Replace "Circle shape" with "Circle marker" in the rows from the first one through the row that contains "Text: $\beta$: $\beta$ — [199, 202, 210, 220]", and write out those rows again with nothing else changed.

##### Material to process #####

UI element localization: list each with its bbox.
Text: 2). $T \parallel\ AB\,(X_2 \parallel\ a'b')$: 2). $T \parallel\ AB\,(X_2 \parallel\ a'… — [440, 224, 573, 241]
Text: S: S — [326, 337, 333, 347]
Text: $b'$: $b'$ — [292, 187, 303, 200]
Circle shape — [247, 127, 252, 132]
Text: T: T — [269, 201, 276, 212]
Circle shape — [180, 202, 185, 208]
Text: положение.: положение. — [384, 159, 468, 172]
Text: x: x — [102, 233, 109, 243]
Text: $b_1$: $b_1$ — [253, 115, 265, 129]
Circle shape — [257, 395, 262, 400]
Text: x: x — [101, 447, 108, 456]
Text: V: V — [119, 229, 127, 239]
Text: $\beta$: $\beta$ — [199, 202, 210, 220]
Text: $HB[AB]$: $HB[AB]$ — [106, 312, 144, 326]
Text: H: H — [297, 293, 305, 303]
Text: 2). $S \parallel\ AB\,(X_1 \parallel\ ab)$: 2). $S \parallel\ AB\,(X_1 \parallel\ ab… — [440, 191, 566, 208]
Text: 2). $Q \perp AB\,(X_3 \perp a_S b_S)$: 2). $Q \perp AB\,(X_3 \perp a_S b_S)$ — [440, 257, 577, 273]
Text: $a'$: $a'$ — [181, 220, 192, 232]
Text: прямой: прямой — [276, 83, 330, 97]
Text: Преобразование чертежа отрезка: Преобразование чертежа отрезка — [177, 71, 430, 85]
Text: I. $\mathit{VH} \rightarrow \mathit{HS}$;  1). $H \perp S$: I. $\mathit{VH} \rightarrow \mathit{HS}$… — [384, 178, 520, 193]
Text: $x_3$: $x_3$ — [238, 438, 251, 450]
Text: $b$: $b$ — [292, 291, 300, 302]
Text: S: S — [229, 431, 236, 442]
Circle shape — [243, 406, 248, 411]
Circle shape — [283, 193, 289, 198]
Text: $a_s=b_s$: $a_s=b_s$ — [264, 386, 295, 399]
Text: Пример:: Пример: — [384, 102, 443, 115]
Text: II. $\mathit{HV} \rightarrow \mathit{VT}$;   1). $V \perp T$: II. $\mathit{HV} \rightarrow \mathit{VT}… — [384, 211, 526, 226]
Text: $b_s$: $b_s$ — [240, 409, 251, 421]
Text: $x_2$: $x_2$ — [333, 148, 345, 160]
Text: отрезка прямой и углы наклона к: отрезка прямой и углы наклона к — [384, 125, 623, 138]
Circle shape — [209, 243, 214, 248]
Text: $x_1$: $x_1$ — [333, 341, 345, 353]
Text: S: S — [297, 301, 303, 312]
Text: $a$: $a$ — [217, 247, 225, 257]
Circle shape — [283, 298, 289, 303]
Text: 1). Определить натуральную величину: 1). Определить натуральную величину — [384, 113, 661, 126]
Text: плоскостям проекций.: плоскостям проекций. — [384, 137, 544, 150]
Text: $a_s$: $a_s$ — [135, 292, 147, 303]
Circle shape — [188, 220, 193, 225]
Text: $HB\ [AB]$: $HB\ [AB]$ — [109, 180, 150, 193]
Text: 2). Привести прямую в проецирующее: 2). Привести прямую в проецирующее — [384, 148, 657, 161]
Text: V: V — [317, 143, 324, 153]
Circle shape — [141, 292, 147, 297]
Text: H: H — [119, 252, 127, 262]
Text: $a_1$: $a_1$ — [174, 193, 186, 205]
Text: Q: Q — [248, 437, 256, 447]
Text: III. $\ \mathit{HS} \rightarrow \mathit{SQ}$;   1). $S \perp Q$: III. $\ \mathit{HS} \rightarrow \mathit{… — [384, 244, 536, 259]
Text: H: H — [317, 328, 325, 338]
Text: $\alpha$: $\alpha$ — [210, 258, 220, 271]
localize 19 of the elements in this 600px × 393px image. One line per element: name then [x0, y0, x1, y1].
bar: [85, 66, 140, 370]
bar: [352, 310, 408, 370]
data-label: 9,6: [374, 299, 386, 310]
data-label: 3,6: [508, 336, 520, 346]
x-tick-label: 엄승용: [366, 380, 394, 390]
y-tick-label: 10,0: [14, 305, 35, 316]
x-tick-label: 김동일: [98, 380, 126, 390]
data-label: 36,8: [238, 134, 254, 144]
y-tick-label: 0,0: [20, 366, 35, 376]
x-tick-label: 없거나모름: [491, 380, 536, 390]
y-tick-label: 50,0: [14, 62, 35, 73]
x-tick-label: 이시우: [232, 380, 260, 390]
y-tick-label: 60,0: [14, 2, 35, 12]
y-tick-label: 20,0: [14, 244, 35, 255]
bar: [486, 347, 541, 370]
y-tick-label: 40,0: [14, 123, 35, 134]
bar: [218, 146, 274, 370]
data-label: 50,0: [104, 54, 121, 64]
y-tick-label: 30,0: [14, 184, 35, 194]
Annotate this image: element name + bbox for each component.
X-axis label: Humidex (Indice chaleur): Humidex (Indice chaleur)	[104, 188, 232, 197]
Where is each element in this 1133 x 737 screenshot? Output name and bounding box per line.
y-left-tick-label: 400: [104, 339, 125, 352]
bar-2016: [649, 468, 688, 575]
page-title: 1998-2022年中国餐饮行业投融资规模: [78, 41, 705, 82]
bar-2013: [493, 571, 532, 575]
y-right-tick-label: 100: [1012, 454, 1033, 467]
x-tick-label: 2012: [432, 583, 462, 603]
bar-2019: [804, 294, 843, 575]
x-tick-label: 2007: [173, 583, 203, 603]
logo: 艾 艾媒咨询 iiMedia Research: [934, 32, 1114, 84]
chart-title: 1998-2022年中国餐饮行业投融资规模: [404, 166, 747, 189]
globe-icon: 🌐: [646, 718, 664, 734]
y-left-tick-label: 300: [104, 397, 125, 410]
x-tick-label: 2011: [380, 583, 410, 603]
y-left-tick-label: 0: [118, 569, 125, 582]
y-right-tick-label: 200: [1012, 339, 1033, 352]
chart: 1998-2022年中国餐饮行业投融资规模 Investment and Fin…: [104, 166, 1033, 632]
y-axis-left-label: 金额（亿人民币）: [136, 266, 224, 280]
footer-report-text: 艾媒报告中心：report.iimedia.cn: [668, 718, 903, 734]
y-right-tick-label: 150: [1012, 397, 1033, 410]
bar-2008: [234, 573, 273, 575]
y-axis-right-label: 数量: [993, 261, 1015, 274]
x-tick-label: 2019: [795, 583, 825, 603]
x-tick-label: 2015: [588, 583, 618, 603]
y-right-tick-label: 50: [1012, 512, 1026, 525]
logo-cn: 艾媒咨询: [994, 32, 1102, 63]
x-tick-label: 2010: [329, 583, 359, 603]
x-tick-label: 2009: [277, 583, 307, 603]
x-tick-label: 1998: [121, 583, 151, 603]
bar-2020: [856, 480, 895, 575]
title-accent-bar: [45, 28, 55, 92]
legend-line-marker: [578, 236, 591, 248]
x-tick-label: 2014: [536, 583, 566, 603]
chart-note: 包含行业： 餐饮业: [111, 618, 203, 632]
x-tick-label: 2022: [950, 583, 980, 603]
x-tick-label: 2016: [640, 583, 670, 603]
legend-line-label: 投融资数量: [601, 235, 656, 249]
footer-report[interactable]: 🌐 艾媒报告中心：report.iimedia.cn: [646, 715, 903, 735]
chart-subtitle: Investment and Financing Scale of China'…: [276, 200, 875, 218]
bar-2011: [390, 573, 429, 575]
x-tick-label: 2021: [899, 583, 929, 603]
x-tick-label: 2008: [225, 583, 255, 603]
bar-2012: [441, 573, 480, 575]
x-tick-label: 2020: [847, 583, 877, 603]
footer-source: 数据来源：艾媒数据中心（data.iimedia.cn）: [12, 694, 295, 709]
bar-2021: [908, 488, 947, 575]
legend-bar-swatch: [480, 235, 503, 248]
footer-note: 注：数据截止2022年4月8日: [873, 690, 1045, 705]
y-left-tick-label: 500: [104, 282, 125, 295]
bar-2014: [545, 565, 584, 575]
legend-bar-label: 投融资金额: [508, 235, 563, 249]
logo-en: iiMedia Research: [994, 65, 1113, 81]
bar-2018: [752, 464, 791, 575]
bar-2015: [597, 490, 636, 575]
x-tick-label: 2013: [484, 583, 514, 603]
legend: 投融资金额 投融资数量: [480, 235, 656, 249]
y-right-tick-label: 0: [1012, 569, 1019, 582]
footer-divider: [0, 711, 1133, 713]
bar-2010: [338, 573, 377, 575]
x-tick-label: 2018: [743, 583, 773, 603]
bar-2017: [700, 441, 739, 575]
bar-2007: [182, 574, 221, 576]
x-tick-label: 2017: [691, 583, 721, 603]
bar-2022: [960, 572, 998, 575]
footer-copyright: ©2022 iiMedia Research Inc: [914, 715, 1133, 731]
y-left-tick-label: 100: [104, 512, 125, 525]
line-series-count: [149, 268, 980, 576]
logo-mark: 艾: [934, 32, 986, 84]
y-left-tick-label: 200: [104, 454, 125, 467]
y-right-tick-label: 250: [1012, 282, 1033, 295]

#####

* _Task answer_
UI element localization: list each with its bbox.
Text: 2). $T \parallel\ AB\,(X_2 \parallel\ a'b')$: 2). $T \parallel\ AB\,(X_2 \parallel\ a'… — [440, 224, 573, 241]
Text: S: S — [326, 337, 333, 347]
Text: $b'$: $b'$ — [292, 187, 303, 200]
Circle marker — [247, 127, 252, 132]
Text: T: T — [269, 201, 276, 212]
Circle marker — [180, 202, 185, 208]
Text: положение.: положение. — [384, 159, 468, 172]
Text: x: x — [102, 233, 109, 243]
Text: $b_1$: $b_1$ — [253, 115, 265, 129]
Circle marker — [257, 395, 262, 400]
Text: x: x — [101, 447, 108, 456]
Text: V: V — [119, 229, 127, 239]
Text: $\beta$: $\beta$ — [199, 202, 210, 220]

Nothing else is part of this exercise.